Entries from a dataset
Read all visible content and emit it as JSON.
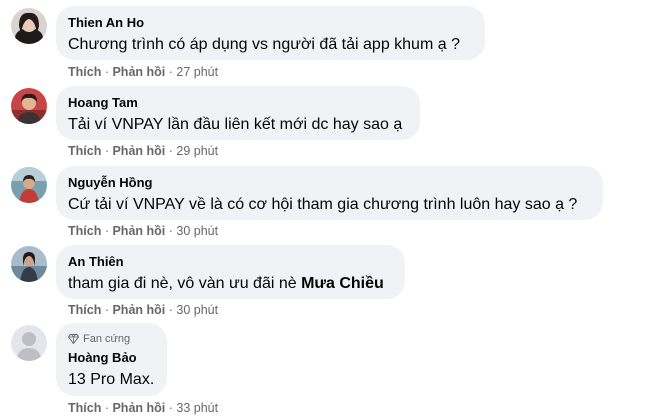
{
  "comments": [
    {
      "name": "Thien An Ho",
      "text": "Chương trình có áp dụng vs người đã tải app khum ạ ?",
      "like": "Thích",
      "reply": "Phản hồi",
      "time": "27 phút"
    },
    {
      "name": "Hoang Tam",
      "text": "Tải ví VNPAY lần đầu liên kết mới dc hay sao ạ",
      "like": "Thích",
      "reply": "Phản hồi",
      "time": "29 phút"
    },
    {
      "name": "Nguyễn Hồng",
      "text": "Cứ tải ví VNPAY về là có cơ hội tham gia chương trình luôn hay sao ạ ?",
      "like": "Thích",
      "reply": "Phản hồi",
      "time": "30 phút"
    },
    {
      "name": "An Thiên",
      "text_before": "tham gia đi nè, vô vàn ưu đãi nè ",
      "mention": "Mưa Chiều",
      "like": "Thích",
      "reply": "Phản hồi",
      "time": "30 phút"
    },
    {
      "badge": "Fan cứng",
      "name": "Hoàng Bảo",
      "text": "13 Pro Max.",
      "like": "Thích",
      "reply": "Phản hồi",
      "time": "33 phút"
    }
  ],
  "separator": "·",
  "colors": {
    "bubble": "#f0f2f5",
    "meta": "#65676b",
    "text": "#050505"
  }
}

> _What the exercise asks_
From the listing above, copy out each line where the word "time" appears.

> _Written response_
      "time": "27 phút"
      "time": "29 phút"
      "time": "30 phút"
      "time": "30 phút"
      "time": "33 phút"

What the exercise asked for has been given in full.